> [RECORDS]
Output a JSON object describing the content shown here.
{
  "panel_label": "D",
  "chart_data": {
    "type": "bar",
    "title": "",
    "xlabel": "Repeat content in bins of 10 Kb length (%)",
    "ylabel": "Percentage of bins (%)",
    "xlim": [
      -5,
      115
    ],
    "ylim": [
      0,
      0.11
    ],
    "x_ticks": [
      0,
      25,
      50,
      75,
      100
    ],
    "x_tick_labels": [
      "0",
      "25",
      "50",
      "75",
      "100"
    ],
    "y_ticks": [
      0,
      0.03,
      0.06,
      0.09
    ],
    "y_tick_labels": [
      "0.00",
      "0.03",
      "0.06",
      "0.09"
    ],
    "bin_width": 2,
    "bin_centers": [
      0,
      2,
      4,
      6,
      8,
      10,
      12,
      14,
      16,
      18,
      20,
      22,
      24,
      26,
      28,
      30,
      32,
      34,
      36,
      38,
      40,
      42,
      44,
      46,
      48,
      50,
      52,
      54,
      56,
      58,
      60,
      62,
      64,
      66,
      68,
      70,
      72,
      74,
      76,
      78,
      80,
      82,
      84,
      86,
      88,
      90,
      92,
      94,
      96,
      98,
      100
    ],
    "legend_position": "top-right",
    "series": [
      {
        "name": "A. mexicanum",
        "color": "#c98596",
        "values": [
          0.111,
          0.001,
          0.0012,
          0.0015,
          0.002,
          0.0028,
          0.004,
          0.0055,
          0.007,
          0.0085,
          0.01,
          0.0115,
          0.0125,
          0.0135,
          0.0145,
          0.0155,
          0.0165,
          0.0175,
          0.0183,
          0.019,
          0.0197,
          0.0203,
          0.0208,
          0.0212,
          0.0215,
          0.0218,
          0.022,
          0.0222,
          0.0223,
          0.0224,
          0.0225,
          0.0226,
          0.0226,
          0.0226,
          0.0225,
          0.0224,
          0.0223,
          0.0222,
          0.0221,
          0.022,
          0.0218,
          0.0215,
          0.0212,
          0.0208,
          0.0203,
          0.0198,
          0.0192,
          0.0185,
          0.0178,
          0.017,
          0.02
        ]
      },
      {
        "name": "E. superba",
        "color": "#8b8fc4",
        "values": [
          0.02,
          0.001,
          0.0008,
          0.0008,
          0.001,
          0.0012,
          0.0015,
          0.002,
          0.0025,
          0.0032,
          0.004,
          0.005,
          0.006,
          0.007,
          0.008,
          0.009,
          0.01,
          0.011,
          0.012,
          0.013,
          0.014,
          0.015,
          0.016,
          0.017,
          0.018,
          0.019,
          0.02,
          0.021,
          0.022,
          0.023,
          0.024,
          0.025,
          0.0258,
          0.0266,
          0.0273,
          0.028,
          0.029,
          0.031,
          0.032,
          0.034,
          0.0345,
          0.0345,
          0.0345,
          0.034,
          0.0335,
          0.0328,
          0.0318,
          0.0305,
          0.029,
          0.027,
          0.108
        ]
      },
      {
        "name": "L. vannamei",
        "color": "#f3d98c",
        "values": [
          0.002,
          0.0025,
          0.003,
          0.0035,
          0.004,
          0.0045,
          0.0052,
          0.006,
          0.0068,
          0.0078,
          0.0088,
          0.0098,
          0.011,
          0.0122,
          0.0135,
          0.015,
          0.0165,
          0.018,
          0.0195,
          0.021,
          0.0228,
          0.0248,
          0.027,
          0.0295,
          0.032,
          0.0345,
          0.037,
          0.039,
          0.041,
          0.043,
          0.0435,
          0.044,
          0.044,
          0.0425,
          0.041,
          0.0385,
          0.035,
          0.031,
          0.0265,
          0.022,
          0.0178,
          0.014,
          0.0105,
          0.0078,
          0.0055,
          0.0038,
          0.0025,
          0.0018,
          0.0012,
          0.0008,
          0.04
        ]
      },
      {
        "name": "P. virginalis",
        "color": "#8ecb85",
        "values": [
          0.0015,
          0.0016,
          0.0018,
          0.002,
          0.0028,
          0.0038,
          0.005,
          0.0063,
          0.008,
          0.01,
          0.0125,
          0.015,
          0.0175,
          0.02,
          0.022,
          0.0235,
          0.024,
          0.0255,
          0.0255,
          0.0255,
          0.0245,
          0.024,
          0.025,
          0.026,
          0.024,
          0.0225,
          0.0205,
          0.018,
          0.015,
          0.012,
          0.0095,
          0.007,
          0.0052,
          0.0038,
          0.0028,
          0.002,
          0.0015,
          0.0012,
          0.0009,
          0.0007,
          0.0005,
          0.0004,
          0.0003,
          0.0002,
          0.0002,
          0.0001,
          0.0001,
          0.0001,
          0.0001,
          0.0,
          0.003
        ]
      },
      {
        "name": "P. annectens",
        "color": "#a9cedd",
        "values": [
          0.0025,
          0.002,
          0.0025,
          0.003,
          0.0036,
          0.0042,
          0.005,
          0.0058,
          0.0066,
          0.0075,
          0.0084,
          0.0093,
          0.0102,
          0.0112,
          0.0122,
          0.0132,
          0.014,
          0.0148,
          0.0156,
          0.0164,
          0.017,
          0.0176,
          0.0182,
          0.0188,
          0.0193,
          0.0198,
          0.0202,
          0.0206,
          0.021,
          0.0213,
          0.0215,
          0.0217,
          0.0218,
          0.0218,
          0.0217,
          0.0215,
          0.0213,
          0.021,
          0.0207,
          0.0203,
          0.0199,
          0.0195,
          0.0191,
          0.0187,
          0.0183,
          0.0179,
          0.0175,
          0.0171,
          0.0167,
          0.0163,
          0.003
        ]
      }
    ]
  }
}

> [TASK BRIEF]
Pick out every line above that holds the word "bins" and copy it.

> [EXERCISE ANSWER]
    "xlabel": "Repeat content in bins of 10 Kb length (%)",
    "ylabel": "Percentage of bins (%)",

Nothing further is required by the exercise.